In the listing that follows, count the lines holding the word "this" and report only that number.

▶ _ITEMS_
____
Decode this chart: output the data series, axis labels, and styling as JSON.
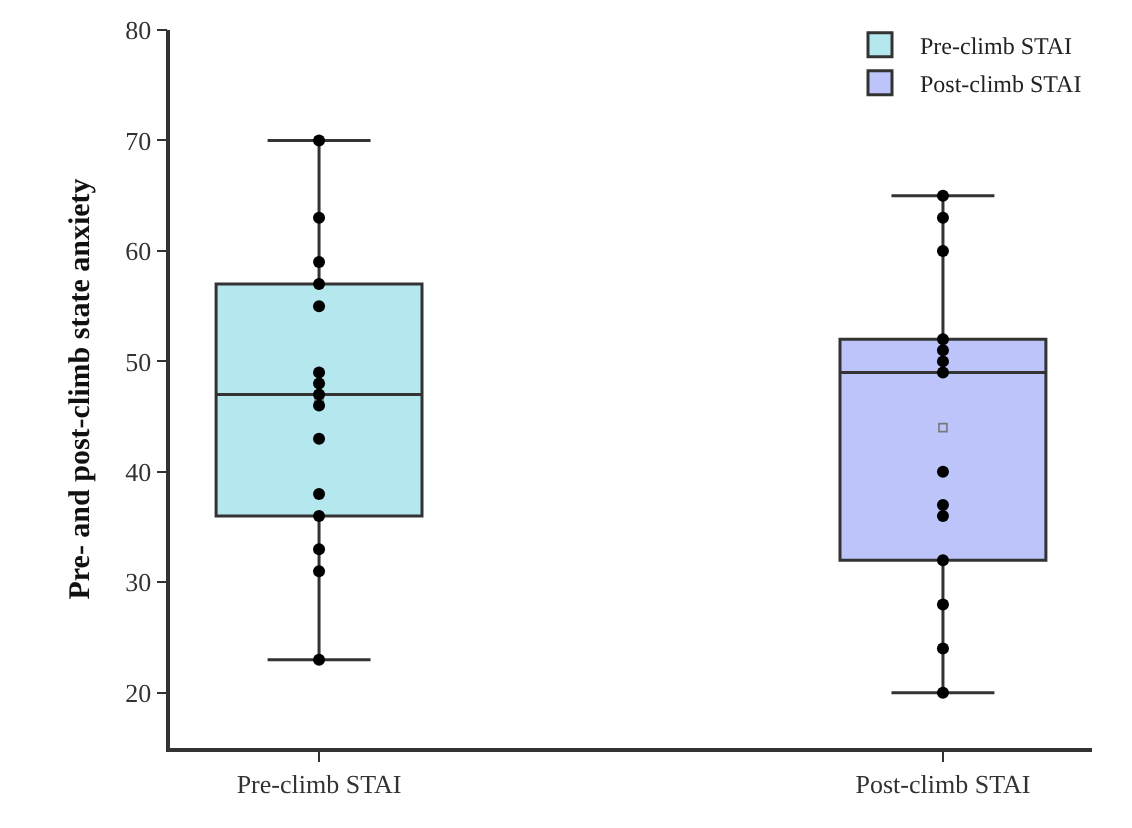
{
  "chart_data": {
    "type": "box",
    "ylabel": "Pre- and post-climb state anxiety",
    "categories": [
      "Pre-climb STAI",
      "Post-climb STAI"
    ],
    "series": [
      {
        "type": "box",
        "name": "Pre-climb STAI",
        "color": "#b5e8ee",
        "boxes": [
          {
            "low": 23,
            "q1": 36,
            "median": 47,
            "q3": 57,
            "high": 70,
            "mean": 46.6
          },
          null
        ]
      },
      {
        "type": "box",
        "name": "Post-climb STAI",
        "color": "#bcc4fa",
        "boxes": [
          null,
          {
            "low": 20,
            "q1": 32,
            "median": 49,
            "q3": 52,
            "high": 65,
            "mean": 44
          }
        ]
      },
      {
        "type": "scatter",
        "color": "#000000",
        "x": [
          "Pre-climb STAI",
          "Pre-climb STAI",
          "Pre-climb STAI",
          "Pre-climb STAI",
          "Pre-climb STAI",
          "Pre-climb STAI",
          "Pre-climb STAI",
          "Pre-climb STAI",
          "Pre-climb STAI",
          "Pre-climb STAI",
          "Pre-climb STAI",
          "Pre-climb STAI",
          "Pre-climb STAI",
          "Pre-climb STAI",
          "Pre-climb STAI",
          "Post-climb STAI",
          "Post-climb STAI",
          "Post-climb STAI",
          "Post-climb STAI",
          "Post-climb STAI",
          "Post-climb STAI",
          "Post-climb STAI",
          "Post-climb STAI",
          "Post-climb STAI",
          "Post-climb STAI",
          "Post-climb STAI",
          "Post-climb STAI",
          "Post-climb STAI",
          "Post-climb STAI"
        ],
        "values": [
          70,
          63,
          59,
          57,
          55,
          49,
          48,
          47,
          46,
          43,
          38,
          36,
          33,
          31,
          23,
          65,
          63,
          60,
          52,
          51,
          50,
          49,
          40,
          37,
          36,
          32,
          28,
          24,
          20
        ]
      }
    ],
    "ylim": [
      15,
      80
    ],
    "yticks": [
      20,
      30,
      40,
      50,
      60,
      70,
      80
    ],
    "legend": "top right",
    "marker": "circle"
  }
}
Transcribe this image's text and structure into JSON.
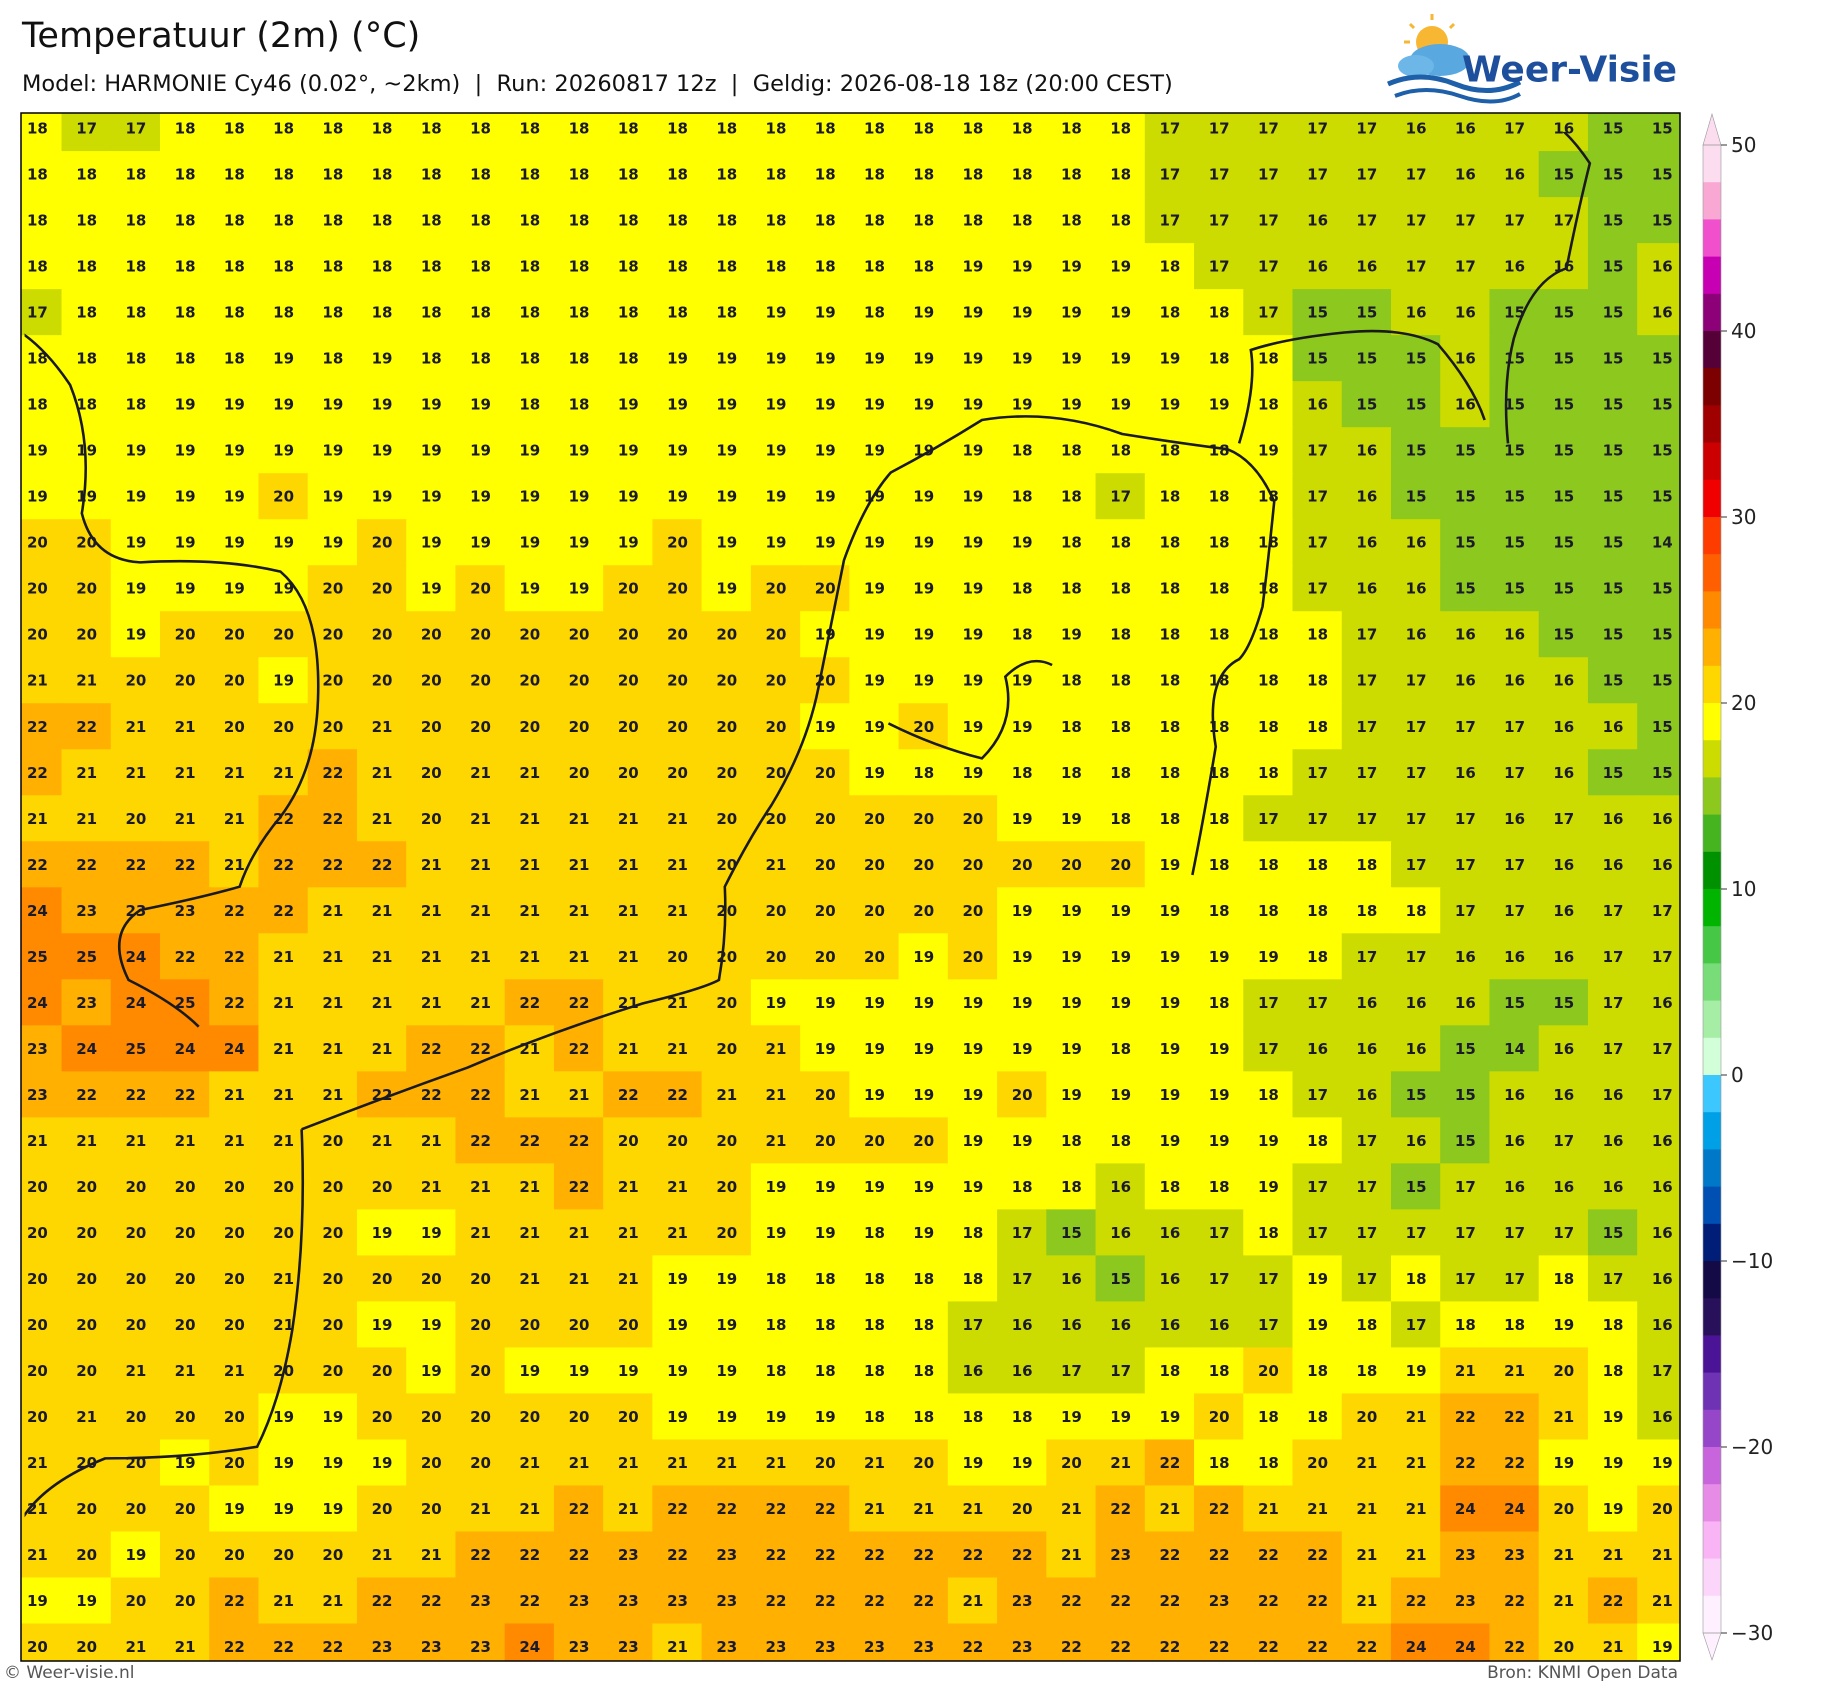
____
▶ _COMPLETE ANSWER_
2